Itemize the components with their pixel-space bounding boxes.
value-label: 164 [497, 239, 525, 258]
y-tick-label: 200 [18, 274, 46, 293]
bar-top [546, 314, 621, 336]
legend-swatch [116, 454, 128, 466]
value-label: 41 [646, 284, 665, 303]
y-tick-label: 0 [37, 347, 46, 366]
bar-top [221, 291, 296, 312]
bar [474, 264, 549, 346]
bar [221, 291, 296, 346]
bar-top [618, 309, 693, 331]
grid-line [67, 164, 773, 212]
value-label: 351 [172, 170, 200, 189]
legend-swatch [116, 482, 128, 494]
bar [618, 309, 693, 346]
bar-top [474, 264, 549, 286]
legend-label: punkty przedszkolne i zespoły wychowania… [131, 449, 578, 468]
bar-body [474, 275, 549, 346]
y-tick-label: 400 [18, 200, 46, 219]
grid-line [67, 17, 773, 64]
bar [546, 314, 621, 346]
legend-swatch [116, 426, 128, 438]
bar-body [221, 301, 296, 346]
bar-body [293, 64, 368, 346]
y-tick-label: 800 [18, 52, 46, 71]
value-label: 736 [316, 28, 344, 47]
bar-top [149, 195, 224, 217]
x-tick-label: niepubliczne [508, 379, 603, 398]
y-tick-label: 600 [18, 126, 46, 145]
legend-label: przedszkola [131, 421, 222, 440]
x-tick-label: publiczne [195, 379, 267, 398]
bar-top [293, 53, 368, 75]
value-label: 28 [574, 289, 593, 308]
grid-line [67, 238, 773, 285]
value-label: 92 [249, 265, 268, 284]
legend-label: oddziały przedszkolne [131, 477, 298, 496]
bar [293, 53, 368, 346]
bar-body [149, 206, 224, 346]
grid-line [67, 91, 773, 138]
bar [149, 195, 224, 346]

======

Task:
Rewrite the data from its first line through the line containing "bar-top [149, 195, 224, 217]", changing "grid-line" to "gridline" and leaving everything else unchanged.

Written response:
Itemize the components with their pixel-space bounding boxes.
value-label: 164 [497, 239, 525, 258]
y-tick-label: 200 [18, 274, 46, 293]
bar-top [546, 314, 621, 336]
legend-swatch [116, 454, 128, 466]
value-label: 41 [646, 284, 665, 303]
y-tick-label: 0 [37, 347, 46, 366]
bar-top [221, 291, 296, 312]
bar [474, 264, 549, 346]
bar [221, 291, 296, 346]
bar-top [618, 309, 693, 331]
gridline [67, 164, 773, 212]
value-label: 351 [172, 170, 200, 189]
legend-swatch [116, 482, 128, 494]
bar [618, 309, 693, 346]
bar-top [474, 264, 549, 286]
legend-label: punkty przedszkolne i zespoły wychowania… [131, 449, 578, 468]
bar-body [474, 275, 549, 346]
y-tick-label: 400 [18, 200, 46, 219]
gridline [67, 17, 773, 64]
bar [546, 314, 621, 346]
legend-swatch [116, 426, 128, 438]
bar-body [221, 301, 296, 346]
bar-body [293, 64, 368, 346]
y-tick-label: 800 [18, 52, 46, 71]
value-label: 736 [316, 28, 344, 47]
bar-top [149, 195, 224, 217]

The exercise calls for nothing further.